[A block of data]
"""

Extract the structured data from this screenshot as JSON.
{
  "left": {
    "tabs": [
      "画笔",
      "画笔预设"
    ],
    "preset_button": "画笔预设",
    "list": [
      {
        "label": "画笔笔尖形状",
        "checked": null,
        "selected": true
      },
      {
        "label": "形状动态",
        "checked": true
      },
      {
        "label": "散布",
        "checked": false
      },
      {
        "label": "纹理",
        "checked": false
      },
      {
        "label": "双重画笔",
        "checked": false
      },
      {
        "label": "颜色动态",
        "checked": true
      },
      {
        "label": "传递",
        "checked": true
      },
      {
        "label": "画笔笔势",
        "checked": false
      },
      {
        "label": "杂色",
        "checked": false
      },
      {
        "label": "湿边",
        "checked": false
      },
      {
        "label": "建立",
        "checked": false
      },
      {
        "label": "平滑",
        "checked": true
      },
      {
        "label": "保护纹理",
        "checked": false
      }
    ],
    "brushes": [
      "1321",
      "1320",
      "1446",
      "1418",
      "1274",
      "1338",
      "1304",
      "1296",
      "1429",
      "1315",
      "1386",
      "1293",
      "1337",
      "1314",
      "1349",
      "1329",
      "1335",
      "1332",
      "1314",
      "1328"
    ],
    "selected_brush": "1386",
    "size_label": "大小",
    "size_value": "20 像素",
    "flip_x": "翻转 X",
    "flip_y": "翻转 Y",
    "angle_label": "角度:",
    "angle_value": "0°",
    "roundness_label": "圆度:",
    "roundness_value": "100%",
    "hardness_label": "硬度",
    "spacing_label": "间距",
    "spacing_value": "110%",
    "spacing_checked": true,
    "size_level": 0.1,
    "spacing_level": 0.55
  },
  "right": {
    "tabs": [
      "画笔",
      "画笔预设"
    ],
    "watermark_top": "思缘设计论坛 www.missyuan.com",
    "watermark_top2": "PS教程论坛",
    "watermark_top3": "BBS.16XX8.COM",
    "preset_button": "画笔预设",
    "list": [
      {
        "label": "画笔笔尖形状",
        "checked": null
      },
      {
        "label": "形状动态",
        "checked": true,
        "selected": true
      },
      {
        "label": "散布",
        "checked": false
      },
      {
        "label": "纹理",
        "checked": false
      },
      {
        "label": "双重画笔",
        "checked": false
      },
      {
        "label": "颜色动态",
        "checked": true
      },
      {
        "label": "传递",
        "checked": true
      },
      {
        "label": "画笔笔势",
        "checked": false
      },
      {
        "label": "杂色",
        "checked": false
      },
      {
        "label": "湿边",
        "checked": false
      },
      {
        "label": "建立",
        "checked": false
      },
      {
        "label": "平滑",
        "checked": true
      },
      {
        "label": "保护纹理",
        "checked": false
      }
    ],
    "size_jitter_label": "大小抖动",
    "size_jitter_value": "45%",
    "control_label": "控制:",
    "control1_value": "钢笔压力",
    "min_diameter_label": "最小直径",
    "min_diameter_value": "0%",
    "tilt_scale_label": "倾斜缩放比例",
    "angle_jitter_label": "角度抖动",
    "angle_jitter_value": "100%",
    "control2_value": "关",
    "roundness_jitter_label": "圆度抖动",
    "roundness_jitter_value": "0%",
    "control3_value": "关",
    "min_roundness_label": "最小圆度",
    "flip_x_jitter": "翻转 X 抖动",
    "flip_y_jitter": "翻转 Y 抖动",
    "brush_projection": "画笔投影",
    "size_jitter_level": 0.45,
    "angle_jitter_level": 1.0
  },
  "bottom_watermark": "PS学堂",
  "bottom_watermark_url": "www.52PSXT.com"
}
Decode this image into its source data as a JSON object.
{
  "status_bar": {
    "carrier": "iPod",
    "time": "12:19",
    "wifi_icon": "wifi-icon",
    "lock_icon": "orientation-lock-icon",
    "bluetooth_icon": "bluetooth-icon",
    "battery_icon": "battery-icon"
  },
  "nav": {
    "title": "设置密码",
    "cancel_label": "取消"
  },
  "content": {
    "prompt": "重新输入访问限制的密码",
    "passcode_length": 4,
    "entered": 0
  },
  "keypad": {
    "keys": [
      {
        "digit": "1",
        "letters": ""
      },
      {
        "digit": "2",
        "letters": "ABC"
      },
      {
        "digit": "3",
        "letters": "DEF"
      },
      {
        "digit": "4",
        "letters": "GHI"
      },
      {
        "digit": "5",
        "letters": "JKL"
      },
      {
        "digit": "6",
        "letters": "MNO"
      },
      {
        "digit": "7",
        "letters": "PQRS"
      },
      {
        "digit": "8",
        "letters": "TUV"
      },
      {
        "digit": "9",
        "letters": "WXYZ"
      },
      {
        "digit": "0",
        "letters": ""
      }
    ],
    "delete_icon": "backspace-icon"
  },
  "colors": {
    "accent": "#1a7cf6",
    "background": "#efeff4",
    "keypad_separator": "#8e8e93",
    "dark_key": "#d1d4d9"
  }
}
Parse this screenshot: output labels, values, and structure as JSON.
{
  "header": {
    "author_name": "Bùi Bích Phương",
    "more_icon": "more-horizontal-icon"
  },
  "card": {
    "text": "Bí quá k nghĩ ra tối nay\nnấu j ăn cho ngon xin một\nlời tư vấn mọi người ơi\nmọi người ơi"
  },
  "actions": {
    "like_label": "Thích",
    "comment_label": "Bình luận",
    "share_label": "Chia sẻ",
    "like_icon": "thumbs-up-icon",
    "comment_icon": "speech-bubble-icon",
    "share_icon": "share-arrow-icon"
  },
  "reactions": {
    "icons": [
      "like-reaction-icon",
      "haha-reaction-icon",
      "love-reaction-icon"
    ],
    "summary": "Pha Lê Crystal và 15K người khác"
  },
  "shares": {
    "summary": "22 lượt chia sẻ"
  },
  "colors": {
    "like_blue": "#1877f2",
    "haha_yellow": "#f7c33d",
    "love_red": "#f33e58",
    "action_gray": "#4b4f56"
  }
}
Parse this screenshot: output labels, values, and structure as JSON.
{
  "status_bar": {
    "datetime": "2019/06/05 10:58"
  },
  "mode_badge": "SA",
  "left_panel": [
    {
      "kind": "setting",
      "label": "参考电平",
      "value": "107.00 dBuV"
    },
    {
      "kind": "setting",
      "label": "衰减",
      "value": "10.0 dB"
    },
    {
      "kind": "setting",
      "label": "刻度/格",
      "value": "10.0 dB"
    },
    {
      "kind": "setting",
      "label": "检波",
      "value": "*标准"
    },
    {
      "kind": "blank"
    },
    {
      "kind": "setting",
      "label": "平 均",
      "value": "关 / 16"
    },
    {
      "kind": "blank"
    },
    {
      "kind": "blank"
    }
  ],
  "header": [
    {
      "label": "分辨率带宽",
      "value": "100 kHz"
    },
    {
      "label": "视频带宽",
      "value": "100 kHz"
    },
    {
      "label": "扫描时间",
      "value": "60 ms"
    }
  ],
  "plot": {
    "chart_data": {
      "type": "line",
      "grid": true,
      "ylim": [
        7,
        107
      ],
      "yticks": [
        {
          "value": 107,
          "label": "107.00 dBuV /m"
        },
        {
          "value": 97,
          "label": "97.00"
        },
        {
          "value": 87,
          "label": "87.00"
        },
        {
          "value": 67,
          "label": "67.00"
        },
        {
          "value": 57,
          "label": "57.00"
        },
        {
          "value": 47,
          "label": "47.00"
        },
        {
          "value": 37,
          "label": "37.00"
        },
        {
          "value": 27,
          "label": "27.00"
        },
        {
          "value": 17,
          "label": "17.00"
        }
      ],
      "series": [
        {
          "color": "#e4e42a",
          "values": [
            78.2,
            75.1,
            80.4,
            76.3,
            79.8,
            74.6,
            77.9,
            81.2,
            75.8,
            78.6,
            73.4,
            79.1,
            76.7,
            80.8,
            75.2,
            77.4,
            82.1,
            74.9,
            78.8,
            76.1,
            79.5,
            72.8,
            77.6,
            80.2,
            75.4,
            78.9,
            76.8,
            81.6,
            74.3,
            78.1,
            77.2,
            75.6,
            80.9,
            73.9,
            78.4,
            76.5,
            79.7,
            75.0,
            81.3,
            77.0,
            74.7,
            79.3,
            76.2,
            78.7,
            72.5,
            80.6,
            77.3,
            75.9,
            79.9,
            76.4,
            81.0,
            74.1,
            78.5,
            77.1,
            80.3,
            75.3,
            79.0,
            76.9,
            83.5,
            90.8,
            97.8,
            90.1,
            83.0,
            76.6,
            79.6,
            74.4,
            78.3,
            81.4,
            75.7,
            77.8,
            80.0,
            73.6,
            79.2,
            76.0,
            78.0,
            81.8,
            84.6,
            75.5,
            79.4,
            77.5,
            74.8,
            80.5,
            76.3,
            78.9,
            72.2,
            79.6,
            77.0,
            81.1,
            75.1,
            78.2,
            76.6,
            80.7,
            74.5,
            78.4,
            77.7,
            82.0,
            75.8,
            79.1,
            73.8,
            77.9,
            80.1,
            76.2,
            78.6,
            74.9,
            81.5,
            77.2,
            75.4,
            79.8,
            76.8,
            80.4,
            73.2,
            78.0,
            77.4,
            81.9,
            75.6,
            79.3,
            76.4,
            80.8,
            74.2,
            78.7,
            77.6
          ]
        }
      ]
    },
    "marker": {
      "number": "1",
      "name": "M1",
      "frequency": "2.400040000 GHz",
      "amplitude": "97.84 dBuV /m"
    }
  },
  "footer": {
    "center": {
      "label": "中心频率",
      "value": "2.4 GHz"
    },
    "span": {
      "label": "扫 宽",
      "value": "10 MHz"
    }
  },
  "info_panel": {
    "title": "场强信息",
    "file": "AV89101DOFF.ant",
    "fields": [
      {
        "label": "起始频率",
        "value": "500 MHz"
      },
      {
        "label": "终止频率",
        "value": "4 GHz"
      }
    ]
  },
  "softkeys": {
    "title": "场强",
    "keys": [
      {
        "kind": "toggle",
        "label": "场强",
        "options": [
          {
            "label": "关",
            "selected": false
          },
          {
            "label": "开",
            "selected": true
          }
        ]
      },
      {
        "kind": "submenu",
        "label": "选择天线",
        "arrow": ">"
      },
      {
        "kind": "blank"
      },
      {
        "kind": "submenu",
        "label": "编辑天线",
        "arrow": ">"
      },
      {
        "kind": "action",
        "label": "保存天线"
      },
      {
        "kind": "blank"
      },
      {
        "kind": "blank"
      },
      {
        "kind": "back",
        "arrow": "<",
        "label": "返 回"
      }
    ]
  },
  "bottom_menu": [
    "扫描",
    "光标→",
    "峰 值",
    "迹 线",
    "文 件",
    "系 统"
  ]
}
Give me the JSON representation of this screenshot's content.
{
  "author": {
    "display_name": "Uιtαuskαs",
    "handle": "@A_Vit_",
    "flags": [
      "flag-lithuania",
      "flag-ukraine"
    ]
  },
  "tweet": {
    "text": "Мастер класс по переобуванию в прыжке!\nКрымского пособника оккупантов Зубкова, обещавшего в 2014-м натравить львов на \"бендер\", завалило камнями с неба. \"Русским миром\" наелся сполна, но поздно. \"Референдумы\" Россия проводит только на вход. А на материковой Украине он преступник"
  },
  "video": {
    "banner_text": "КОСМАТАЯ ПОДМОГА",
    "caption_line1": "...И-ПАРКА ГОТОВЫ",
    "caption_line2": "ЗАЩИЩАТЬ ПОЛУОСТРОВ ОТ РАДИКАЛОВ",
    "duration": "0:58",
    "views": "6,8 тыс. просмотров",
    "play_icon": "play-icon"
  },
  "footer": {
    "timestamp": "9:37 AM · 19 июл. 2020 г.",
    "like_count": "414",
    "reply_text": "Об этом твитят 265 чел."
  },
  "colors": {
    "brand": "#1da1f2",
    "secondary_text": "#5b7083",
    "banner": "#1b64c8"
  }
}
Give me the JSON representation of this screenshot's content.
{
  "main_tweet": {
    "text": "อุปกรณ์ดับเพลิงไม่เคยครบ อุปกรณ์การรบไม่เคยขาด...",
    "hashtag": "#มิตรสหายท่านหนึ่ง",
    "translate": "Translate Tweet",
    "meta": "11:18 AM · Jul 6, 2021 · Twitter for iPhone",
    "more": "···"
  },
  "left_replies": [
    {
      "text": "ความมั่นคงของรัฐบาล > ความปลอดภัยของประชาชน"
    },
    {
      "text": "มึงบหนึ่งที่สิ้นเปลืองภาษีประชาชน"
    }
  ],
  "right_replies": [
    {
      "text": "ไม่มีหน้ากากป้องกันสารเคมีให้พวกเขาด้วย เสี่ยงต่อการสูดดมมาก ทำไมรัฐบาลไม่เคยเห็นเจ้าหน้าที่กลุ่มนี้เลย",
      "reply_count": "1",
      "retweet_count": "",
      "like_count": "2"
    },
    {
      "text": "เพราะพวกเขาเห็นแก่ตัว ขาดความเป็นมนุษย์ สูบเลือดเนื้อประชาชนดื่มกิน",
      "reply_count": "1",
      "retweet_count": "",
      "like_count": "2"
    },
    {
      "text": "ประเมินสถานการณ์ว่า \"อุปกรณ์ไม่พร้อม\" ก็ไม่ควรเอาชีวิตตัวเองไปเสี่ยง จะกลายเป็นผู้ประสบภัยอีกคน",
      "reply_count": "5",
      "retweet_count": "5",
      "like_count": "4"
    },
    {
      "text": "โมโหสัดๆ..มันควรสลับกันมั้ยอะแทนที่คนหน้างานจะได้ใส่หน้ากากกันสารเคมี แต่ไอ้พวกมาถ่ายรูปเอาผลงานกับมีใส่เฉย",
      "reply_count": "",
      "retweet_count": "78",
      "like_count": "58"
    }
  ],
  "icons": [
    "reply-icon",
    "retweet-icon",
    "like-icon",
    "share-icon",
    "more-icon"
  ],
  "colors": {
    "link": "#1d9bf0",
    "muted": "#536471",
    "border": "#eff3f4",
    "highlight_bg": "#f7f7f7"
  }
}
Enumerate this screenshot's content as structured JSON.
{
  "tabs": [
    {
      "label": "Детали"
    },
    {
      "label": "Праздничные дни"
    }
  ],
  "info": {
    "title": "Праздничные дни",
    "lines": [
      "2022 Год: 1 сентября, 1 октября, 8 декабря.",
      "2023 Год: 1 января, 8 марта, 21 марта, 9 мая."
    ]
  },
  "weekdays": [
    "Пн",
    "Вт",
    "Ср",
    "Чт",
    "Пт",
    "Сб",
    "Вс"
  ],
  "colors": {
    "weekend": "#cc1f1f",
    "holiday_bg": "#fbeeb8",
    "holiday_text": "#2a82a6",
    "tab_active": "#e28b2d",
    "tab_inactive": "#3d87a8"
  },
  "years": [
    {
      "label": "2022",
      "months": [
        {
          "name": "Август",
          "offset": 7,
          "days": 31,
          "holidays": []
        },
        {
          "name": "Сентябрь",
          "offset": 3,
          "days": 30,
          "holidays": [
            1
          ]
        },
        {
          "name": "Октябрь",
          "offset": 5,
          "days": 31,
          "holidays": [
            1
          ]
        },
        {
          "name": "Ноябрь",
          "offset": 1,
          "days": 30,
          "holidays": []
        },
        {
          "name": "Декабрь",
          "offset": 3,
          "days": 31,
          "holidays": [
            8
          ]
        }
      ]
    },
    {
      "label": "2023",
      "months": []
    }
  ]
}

"""

◆ Required task: Work out how many lines of the listing above include the word "ปกรณ". Report only the number.

◆ Task solution: 2